YOUR GOAL: What follows is a listing. Return every line of it exactly.

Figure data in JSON
====

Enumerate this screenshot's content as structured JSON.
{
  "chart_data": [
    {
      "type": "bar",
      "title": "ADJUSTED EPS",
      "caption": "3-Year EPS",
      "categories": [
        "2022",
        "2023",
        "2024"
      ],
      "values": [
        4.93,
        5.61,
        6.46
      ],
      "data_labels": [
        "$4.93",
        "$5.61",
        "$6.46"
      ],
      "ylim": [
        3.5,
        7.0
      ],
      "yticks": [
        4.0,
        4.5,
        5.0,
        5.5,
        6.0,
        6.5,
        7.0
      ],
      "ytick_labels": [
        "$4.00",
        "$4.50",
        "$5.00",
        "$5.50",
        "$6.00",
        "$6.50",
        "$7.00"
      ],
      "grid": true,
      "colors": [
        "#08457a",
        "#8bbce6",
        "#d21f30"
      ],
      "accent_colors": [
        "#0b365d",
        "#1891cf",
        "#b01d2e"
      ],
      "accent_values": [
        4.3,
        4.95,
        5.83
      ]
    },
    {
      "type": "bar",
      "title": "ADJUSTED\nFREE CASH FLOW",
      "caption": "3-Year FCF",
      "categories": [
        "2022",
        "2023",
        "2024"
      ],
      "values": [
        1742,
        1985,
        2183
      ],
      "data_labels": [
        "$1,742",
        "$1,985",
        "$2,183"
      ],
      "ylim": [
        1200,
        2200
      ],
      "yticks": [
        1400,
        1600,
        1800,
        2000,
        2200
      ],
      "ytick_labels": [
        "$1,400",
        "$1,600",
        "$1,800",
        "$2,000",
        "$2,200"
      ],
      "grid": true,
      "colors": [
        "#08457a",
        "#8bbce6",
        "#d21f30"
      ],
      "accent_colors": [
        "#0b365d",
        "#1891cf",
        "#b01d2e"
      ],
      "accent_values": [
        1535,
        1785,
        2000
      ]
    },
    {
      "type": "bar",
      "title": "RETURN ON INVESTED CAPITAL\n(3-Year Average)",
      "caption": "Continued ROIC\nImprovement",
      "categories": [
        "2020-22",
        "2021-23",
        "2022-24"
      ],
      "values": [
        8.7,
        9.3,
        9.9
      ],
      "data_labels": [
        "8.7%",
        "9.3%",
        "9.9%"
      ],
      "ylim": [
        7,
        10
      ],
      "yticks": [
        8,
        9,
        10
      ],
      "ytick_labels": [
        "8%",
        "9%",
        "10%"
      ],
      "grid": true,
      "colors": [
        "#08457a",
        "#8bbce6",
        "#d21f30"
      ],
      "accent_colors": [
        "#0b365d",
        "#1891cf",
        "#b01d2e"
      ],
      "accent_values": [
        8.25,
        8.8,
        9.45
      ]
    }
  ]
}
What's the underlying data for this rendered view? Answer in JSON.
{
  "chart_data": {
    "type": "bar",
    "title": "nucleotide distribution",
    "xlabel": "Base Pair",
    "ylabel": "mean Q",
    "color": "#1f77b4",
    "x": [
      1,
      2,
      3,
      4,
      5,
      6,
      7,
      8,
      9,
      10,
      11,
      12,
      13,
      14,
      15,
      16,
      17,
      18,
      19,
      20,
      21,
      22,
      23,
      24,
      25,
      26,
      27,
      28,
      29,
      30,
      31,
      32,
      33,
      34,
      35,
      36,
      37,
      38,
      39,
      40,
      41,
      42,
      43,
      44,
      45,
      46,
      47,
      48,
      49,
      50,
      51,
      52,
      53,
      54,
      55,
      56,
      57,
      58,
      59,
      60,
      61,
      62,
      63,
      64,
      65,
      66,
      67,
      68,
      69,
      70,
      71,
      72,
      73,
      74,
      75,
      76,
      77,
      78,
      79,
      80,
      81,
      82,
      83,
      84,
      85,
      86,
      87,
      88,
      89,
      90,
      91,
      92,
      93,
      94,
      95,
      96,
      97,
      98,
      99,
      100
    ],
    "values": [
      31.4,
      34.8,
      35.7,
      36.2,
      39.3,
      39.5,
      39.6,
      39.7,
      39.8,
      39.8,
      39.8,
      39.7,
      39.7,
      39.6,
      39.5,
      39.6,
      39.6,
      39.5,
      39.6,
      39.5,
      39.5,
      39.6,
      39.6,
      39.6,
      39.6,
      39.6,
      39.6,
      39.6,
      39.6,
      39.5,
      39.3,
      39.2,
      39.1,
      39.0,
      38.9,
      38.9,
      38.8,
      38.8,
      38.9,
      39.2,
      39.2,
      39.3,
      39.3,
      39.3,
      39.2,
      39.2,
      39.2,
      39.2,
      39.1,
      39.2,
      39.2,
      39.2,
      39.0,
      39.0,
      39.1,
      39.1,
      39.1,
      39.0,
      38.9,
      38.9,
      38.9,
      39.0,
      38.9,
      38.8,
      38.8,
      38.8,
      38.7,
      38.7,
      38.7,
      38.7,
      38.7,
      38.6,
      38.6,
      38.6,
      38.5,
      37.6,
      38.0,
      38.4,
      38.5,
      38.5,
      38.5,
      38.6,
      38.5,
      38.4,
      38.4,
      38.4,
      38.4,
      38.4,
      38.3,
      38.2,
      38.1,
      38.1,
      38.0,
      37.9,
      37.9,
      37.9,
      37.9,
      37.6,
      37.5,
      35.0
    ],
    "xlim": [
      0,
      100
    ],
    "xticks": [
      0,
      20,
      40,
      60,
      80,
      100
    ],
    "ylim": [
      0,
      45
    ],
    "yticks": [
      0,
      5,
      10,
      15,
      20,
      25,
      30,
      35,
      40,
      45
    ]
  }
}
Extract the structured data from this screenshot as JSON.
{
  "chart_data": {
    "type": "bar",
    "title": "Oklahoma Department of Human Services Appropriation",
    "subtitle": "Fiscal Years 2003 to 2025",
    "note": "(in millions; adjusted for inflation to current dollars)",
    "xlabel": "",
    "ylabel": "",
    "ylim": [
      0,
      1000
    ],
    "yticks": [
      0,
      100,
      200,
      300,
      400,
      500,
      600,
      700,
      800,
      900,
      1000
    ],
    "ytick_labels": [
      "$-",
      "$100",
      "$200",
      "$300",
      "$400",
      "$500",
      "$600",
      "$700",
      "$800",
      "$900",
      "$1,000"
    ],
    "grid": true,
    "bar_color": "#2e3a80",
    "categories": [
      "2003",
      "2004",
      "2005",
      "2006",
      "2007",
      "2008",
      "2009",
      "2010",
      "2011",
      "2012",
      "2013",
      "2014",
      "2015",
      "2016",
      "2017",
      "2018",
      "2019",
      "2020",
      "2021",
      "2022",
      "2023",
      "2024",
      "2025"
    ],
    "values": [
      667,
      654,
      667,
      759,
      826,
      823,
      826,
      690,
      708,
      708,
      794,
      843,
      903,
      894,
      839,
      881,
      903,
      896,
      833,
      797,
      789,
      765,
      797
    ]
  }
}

====

RESULT OF THE EXERCISE:
Enumerate this screenshot's content as structured JSON.
{
  "chart_data": [
    {
      "type": "bar",
      "title": "ADJUSTED EPS",
      "caption": "3-Year EPS",
      "categories": [
        "2022",
        "2023",
        "2024"
      ],
      "values": [
        4.93,
        5.61,
        6.46
      ],
      "data_labels": [
        "$4.93",
        "$5.61",
        "$6.46"
      ],
      "ylim": [
        3.5,
        7.0
      ],
      "yticks": [
        4.0,
        4.5,
        5.0,
        5.5,
        6.0,
        6.5,
        7.0
      ],
      "ytick_labels": [
        "$4.00",
        "$4.50",
        "$5.00",
        "$5.50",
        "$6.00",
        "$6.50",
        "$7.00"
      ],
      "grid": true,
      "colors": [
        "#08457a",
        "#8bbce6",
        "#d21f30"
      ],
      "accent_colors": [
        "#0b365d",
        "#1891cf",
        "#b01d2e"
      ],
      "accent_values": [
        4.3,
        4.95,
        5.83
      ]
    },
    {
      "type": "bar",
      "title": "ADJUSTED\nFREE CASH FLOW",
      "caption": "3-Year FCF",
      "categories": [
        "2022",
        "2023",
        "2024"
      ],
      "values": [
        1742,
        1985,
        2183
      ],
      "data_labels": [
        "$1,742",
        "$1,985",
        "$2,183"
      ],
      "ylim": [
        1200,
        2200
      ],
      "yticks": [
        1400,
        1600,
        1800,
        2000,
        2200
      ],
      "ytick_labels": [
        "$1,400",
        "$1,600",
        "$1,800",
        "$2,000",
        "$2,200"
      ],
      "grid": true,
      "colors": [
        "#08457a",
        "#8bbce6",
        "#d21f30"
      ],
      "accent_colors": [
        "#0b365d",
        "#1891cf",
        "#b01d2e"
      ],
      "accent_values": [
        1535,
        1785,
        2000
      ]
    },
    {
      "type": "bar",
      "title": "RETURN ON INVESTED CAPITAL\n(3-Year Average)",
      "caption": "Continued ROIC\nImprovement",
      "categories": [
        "2020-22",
        "2021-23",
        "2022-24"
      ],
      "values": [
        8.7,
        9.3,
        9.9
      ],
      "data_labels": [
        "8.7%",
        "9.3%",
        "9.9%"
      ],
      "ylim": [
        7,
        10
      ],
      "yticks": [
        8,
        9,
        10
      ],
      "ytick_labels": [
        "8%",
        "9%",
        "10%"
      ],
      "grid": true,
      "colors": [
        "#08457a",
        "#8bbce6",
        "#d21f30"
      ],
      "accent_colors": [
        "#0b365d",
        "#1891cf",
        "#b01d2e"
      ],
      "accent_values": [
        8.25,
        8.8,
        9.45
      ]
    }
  ]
}
What's the underlying data for this rendered view? Answer in JSON.
{
  "chart_data": {
    "type": "bar",
    "title": "nucleotide distribution",
    "xlabel": "Base Pair",
    "ylabel": "mean Q",
    "color": "#1f77b4",
    "x": [
      1,
      2,
      3,
      4,
      5,
      6,
      7,
      8,
      9,
      10,
      11,
      12,
      13,
      14,
      15,
      16,
      17,
      18,
      19,
      20,
      21,
      22,
      23,
      24,
      25,
      26,
      27,
      28,
      29,
      30,
      31,
      32,
      33,
      34,
      35,
      36,
      37,
      38,
      39,
      40,
      41,
      42,
      43,
      44,
      45,
      46,
      47,
      48,
      49,
      50,
      51,
      52,
      53,
      54,
      55,
      56,
      57,
      58,
      59,
      60,
      61,
      62,
      63,
      64,
      65,
      66,
      67,
      68,
      69,
      70,
      71,
      72,
      73,
      74,
      75,
      76,
      77,
      78,
      79,
      80,
      81,
      82,
      83,
      84,
      85,
      86,
      87,
      88,
      89,
      90,
      91,
      92,
      93,
      94,
      95,
      96,
      97,
      98,
      99,
      100
    ],
    "values": [
      31.4,
      34.8,
      35.7,
      36.2,
      39.3,
      39.5,
      39.6,
      39.7,
      39.8,
      39.8,
      39.8,
      39.7,
      39.7,
      39.6,
      39.5,
      39.6,
      39.6,
      39.5,
      39.6,
      39.5,
      39.5,
      39.6,
      39.6,
      39.6,
      39.6,
      39.6,
      39.6,
      39.6,
      39.6,
      39.5,
      39.3,
      39.2,
      39.1,
      39.0,
      38.9,
      38.9,
      38.8,
      38.8,
      38.9,
      39.2,
      39.2,
      39.3,
      39.3,
      39.3,
      39.2,
      39.2,
      39.2,
      39.2,
      39.1,
      39.2,
      39.2,
      39.2,
      39.0,
      39.0,
      39.1,
      39.1,
      39.1,
      39.0,
      38.9,
      38.9,
      38.9,
      39.0,
      38.9,
      38.8,
      38.8,
      38.8,
      38.7,
      38.7,
      38.7,
      38.7,
      38.7,
      38.6,
      38.6,
      38.6,
      38.5,
      37.6,
      38.0,
      38.4,
      38.5,
      38.5,
      38.5,
      38.6,
      38.5,
      38.4,
      38.4,
      38.4,
      38.4,
      38.4,
      38.3,
      38.2,
      38.1,
      38.1,
      38.0,
      37.9,
      37.9,
      37.9,
      37.9,
      37.6,
      37.5,
      35.0
    ],
    "xlim": [
      0,
      100
    ],
    "xticks": [
      0,
      20,
      40,
      60,
      80,
      100
    ],
    "ylim": [
      0,
      45
    ],
    "yticks": [
      0,
      5,
      10,
      15,
      20,
      25,
      30,
      35,
      40,
      45
    ]
  }
}
Extract the structured data from this screenshot as JSON.
{
  "chart_data": {
    "type": "bar",
    "title": "Oklahoma Department of Human Services Appropriation",
    "subtitle": "Fiscal Years 2003 to 2025",
    "note": "(in millions; adjusted for inflation to current dollars)",
    "xlabel": "",
    "ylabel": "",
    "ylim": [
      0,
      1000
    ],
    "yticks": [
      0,
      100,
      200,
      300,
      400,
      500,
      600,
      700,
      800,
      900,
      1000
    ],
    "ytick_labels": [
      "$-",
      "$100",
      "$200",
      "$300",
      "$400",
      "$500",
      "$600",
      "$700",
      "$800",
      "$900",
      "$1,000"
    ],
    "grid": true,
    "bar_color": "#2e3a80",
    "categories": [
      "2003",
      "2004",
      "2005",
      "2006",
      "2007",
      "2008",
      "2009",
      "2010",
      "2011",
      "2012",
      "2013",
      "2014",
      "2015",
      "2016",
      "2017",
      "2018",
      "2019",
      "2020",
      "2021",
      "2022",
      "2023",
      "2024",
      "2025"
    ],
    "values": [
      667,
      654,
      667,
      759,
      826,
      823,
      826,
      690,
      708,
      708,
      794,
      843,
      903,
      894,
      839,
      881,
      903,
      896,
      833,
      797,
      789,
      765,
      797
    ]
  }
}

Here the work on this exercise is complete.